Personal information
- Full name: Narongchai Vachiraban
- Date of birth: 16 February 1981 (age 45)
- Place of birth: Nakhon Pathom, Thailand
- Height: 1.79 m (5 ft 10 in)
- Position: Attacking midfielder

Youth career
- 1996–1998: Bangkok Christian College

Senior career*
- Years: Team / Apps / (Gls)
- 1999–2002: Bangkok Christian College / 35 / (13)
- 2003–2004: BEC Tero Sasana / 22 / (5)
- 2005: Bình Định / 17 / (4)
- 2006–2009: Buriram PEA / 79 / (12)
- 2010: Police United / 10 / (1)
- 2010: Muangthong United / 8 / (1)
- 2011–2013: Chainat Hornbill / 32 / (0)
- 2013–2015: PTT Rayong / 21 / (2)
- 2016–2017: Chainat Hornbill / 7 / (0)
- 2017: PTU Pathumthani / 4 / (0)
- 2019: Simork / 4 / (0)
- Total:  / 229 / (38)

International career
- 2000–2003: Thailand U23
- 2002–2011: Thailand / 23 / (3)
======
• _GOAL OF THE EXERCISE_:
Quote the Narongchai Vachiraban profile above in full, keeping every line and figure unchanged.

• _DATASET EXCERPTS_:
======
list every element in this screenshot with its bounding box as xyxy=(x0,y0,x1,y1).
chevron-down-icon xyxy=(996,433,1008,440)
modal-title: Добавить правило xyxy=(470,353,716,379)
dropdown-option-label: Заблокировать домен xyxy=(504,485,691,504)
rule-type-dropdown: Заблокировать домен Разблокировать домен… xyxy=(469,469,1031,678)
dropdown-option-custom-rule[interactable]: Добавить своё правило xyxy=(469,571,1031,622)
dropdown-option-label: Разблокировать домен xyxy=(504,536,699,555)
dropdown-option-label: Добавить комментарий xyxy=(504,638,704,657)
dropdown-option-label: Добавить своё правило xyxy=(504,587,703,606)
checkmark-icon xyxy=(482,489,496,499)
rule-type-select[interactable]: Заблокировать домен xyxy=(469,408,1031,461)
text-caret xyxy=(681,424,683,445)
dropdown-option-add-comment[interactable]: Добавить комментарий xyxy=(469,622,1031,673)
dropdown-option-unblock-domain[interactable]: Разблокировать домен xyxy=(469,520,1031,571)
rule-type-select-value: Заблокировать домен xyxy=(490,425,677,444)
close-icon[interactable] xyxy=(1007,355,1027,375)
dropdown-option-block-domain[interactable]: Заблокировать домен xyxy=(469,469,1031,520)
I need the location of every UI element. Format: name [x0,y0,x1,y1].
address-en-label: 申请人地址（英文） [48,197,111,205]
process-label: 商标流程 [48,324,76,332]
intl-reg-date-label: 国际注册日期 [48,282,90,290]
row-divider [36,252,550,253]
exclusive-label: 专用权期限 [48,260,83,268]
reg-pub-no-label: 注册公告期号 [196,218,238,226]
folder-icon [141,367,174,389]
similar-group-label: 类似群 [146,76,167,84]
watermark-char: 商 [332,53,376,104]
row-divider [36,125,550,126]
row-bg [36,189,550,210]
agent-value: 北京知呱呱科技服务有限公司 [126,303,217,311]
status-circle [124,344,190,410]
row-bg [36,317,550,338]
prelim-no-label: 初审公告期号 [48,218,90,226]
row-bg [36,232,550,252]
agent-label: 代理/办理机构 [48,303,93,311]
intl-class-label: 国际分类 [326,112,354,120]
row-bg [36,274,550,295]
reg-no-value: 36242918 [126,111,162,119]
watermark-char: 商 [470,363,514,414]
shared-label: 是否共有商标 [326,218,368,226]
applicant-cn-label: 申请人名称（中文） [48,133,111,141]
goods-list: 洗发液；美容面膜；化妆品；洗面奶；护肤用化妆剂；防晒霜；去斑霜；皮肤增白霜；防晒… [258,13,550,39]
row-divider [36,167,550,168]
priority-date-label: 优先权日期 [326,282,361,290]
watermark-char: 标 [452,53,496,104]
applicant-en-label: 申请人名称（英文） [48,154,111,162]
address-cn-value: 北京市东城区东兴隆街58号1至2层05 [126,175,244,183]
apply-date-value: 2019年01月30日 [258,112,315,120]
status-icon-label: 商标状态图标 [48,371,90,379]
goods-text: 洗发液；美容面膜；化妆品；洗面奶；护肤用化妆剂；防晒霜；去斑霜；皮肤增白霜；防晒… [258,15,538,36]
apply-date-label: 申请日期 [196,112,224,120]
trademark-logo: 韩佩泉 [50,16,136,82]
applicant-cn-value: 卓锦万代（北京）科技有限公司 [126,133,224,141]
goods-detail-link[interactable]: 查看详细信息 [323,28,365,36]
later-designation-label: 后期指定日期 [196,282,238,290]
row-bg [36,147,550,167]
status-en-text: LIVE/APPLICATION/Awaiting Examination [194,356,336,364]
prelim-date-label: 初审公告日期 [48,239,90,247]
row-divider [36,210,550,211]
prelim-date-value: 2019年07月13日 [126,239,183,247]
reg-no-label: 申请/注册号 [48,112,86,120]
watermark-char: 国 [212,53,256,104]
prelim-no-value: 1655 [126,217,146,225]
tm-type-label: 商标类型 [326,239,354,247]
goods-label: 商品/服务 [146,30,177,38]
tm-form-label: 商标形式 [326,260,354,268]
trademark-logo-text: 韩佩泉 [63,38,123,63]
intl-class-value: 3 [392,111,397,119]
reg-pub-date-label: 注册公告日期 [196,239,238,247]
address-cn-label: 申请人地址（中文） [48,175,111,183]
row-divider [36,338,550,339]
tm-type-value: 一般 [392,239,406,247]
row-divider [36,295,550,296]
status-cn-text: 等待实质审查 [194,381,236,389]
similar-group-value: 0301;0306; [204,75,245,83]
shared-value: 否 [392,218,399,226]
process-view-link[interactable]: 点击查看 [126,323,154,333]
======
• _ANSWER TO THIS PROBLEM_:
Personal information
- Full name: Narongchai Vachiraban
- Date of birth: 16 February 1981 (age 45)
- Place of birth: Nakhon Pathom, Thailand
- Height: 1.79 m (5 ft 10 in)
- Position: Attacking midfielder

Youth career
- 1996–1998: Bangkok Christian College

Senior career*
- Years: Team / Apps / (Gls)
- 1999–2002: Bangkok Christian College / 35 / (13)
- 2003–2004: BEC Tero Sasana / 22 / (5)
- 2005: Bình Định / 17 / (4)
- 2006–2009: Buriram PEA / 79 / (12)
- 2010: Police United / 10 / (1)
- 2010: Muangthong United / 8 / (1)
- 2011–2013: Chainat Hornbill / 32 / (0)
- 2013–2015: PTT Rayong / 21 / (2)
- 2016–2017: Chainat Hornbill / 7 / (0)
- 2017: PTU Pathumthani / 4 / (0)
- 2019: Simork / 4 / (0)
- Total:  / 229 / (38)

International career
- 2000–2003: Thailand U23
- 2002–2011: Thailand / 23 / (3)